* WHAT IS EXPECTED: Restate the entries below verbatim.

________

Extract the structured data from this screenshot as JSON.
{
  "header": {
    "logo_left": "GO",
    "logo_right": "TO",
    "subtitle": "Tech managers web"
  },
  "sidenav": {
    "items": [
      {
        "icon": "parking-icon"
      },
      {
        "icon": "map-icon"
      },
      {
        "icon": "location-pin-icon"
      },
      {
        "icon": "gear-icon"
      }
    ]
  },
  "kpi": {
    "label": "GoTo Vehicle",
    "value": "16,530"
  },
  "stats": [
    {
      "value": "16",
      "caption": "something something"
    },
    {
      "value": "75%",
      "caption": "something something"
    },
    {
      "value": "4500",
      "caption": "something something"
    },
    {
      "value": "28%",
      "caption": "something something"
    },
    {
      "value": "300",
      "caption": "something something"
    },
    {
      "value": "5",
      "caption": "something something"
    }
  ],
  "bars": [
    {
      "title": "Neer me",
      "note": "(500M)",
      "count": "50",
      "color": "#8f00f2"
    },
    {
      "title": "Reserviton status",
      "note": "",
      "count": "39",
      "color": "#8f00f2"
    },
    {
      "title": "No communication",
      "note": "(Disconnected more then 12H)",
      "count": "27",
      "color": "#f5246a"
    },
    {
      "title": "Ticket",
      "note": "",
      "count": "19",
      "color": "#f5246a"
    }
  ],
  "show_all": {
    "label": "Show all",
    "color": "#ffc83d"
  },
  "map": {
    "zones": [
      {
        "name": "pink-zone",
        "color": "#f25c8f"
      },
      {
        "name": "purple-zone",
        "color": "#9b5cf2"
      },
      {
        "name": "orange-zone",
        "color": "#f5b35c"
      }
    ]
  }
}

________

* FINISHED TASK:
Extract the structured data from this screenshot as JSON.
{
  "header": {
    "logo_left": "GO",
    "logo_right": "TO",
    "subtitle": "Tech managers web"
  },
  "sidenav": {
    "items": [
      {
        "icon": "parking-icon"
      },
      {
        "icon": "map-icon"
      },
      {
        "icon": "location-pin-icon"
      },
      {
        "icon": "gear-icon"
      }
    ]
  },
  "kpi": {
    "label": "GoTo Vehicle",
    "value": "16,530"
  },
  "stats": [
    {
      "value": "16",
      "caption": "something something"
    },
    {
      "value": "75%",
      "caption": "something something"
    },
    {
      "value": "4500",
      "caption": "something something"
    },
    {
      "value": "28%",
      "caption": "something something"
    },
    {
      "value": "300",
      "caption": "something something"
    },
    {
      "value": "5",
      "caption": "something something"
    }
  ],
  "bars": [
    {
      "title": "Neer me",
      "note": "(500M)",
      "count": "50",
      "color": "#8f00f2"
    },
    {
      "title": "Reserviton status",
      "note": "",
      "count": "39",
      "color": "#8f00f2"
    },
    {
      "title": "No communication",
      "note": "(Disconnected more then 12H)",
      "count": "27",
      "color": "#f5246a"
    },
    {
      "title": "Ticket",
      "note": "",
      "count": "19",
      "color": "#f5246a"
    }
  ],
  "show_all": {
    "label": "Show all",
    "color": "#ffc83d"
  },
  "map": {
    "zones": [
      {
        "name": "pink-zone",
        "color": "#f25c8f"
      },
      {
        "name": "purple-zone",
        "color": "#9b5cf2"
      },
      {
        "name": "orange-zone",
        "color": "#f5b35c"
      }
    ]
  }
}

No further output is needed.